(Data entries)
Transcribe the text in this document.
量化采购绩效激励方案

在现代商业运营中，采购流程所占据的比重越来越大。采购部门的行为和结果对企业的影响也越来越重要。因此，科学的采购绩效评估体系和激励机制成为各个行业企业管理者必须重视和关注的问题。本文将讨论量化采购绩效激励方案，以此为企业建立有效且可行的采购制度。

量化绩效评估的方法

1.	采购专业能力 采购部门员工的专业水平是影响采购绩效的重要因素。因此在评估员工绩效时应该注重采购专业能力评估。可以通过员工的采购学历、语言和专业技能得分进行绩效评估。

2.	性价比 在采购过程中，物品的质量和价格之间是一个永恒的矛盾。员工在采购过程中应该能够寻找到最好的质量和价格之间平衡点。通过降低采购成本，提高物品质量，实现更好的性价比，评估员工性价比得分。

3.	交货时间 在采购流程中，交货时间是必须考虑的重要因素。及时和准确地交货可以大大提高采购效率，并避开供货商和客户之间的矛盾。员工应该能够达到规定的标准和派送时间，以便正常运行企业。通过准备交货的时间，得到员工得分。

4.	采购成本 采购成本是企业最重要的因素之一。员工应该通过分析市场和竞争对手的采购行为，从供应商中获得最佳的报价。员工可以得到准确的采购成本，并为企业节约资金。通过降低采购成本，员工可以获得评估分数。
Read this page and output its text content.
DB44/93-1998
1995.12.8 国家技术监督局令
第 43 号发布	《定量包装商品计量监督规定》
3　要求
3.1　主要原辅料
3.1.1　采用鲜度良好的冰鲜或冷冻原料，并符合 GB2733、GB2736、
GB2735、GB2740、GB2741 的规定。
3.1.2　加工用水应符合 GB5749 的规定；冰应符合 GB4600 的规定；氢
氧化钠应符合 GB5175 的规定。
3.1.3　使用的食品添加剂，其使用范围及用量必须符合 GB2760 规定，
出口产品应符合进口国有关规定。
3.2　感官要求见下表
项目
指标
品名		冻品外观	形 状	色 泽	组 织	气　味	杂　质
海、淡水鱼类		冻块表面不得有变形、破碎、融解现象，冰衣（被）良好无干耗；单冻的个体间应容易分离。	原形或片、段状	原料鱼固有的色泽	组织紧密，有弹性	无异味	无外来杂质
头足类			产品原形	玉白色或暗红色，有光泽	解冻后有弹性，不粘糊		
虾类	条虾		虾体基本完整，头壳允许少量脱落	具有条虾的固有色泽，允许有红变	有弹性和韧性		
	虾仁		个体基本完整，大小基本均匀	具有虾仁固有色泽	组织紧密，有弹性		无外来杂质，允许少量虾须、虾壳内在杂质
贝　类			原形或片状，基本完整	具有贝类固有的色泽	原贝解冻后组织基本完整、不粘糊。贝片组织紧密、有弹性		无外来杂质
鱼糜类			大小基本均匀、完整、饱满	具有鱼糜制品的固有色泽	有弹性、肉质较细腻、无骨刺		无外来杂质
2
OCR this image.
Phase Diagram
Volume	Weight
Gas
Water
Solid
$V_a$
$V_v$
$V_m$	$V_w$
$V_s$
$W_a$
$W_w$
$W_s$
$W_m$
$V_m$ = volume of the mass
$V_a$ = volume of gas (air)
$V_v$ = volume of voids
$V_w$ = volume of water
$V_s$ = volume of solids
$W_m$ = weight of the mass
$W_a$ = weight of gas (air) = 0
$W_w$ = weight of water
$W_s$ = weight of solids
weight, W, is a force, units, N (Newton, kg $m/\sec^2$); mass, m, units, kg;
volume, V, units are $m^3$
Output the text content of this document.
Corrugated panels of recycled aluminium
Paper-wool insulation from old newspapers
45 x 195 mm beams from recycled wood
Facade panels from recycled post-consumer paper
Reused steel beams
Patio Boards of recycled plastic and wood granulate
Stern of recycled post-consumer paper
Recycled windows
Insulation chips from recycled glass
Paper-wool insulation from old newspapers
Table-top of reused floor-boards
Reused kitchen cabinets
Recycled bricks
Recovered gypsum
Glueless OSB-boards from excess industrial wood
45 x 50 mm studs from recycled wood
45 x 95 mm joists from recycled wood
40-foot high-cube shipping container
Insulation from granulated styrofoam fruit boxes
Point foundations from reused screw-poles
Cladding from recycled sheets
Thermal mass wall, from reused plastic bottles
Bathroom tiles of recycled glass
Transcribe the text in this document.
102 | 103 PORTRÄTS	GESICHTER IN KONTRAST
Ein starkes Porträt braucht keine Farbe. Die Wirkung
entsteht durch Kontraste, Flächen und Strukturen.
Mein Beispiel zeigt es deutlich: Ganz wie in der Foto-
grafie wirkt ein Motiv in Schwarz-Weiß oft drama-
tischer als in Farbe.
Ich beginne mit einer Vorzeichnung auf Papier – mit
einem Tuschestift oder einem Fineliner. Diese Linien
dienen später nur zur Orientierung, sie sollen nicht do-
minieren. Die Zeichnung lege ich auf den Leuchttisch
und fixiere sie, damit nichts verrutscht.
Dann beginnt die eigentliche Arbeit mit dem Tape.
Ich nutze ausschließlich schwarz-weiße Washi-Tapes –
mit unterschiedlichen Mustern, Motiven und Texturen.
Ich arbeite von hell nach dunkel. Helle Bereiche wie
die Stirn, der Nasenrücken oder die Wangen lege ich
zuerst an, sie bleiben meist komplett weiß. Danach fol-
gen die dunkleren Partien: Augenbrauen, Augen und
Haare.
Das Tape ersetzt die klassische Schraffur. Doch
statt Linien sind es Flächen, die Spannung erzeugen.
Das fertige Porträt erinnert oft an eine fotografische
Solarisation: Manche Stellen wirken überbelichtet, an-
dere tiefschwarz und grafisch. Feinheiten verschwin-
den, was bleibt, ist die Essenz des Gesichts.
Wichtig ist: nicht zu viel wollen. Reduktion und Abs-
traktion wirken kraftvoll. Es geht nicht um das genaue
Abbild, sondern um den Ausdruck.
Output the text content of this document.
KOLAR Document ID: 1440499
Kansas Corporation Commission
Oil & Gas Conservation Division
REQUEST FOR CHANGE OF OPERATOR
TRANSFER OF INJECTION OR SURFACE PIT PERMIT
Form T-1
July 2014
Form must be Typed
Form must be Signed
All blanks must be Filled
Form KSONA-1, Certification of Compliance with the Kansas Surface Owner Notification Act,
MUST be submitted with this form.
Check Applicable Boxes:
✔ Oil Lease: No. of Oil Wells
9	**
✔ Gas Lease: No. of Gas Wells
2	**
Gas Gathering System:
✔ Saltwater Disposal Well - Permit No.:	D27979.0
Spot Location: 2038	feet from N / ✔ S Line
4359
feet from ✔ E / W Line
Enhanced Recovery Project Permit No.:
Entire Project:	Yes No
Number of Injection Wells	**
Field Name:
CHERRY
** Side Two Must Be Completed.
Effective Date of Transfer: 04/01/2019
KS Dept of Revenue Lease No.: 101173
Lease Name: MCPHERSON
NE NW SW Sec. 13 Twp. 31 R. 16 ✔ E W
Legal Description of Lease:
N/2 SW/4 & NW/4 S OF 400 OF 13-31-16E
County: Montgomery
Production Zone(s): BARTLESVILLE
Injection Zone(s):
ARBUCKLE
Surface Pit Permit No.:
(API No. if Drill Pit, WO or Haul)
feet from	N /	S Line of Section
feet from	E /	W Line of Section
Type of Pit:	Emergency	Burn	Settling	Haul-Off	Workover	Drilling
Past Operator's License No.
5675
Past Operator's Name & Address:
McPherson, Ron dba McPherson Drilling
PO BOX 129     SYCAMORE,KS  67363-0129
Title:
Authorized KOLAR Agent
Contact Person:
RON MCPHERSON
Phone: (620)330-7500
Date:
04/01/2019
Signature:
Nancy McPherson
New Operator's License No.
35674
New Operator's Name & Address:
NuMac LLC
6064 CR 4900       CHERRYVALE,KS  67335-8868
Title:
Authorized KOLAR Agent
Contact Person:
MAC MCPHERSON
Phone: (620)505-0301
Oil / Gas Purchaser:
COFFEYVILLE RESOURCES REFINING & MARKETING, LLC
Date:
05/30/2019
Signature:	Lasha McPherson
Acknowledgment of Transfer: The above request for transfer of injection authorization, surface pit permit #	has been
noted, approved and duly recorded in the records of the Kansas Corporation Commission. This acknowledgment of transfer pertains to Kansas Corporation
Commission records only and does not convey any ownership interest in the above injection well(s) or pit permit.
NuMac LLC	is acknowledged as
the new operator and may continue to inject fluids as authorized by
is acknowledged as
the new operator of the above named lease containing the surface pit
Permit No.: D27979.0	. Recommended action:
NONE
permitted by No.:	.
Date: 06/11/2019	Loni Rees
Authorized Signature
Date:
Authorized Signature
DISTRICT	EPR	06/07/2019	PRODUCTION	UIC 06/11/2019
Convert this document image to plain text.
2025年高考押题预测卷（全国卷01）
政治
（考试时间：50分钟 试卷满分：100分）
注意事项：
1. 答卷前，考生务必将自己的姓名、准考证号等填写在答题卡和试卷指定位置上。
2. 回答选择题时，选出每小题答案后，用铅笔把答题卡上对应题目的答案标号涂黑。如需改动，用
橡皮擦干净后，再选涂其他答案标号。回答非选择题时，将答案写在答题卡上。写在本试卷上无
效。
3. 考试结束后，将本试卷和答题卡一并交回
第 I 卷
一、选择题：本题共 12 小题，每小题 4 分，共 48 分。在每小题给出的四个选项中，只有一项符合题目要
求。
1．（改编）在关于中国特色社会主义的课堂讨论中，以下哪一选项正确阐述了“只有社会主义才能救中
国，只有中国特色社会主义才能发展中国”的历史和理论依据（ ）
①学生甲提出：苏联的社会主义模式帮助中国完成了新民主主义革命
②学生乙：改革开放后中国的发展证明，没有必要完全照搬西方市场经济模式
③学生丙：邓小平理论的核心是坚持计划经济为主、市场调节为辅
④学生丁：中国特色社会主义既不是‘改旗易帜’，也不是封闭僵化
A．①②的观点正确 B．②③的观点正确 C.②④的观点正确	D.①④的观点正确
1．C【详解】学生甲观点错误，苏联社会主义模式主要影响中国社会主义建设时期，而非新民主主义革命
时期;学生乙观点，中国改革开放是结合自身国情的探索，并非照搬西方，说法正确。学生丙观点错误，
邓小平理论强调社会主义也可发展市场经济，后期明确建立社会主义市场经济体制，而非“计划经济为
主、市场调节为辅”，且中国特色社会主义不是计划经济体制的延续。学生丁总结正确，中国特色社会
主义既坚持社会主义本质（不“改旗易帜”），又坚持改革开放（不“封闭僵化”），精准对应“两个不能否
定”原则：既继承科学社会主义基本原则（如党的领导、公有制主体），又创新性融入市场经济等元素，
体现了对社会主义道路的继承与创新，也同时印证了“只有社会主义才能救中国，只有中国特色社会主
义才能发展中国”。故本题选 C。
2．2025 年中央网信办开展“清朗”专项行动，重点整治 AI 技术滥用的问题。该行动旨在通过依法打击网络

**Work required**
Gather, from the listing above, every line carrying the word "Wells".

**Solution to this problem**
✔ Oil Lease: No. of Oil Wells
✔ Gas Lease: No. of Gas Wells
Number of Injection Wells	**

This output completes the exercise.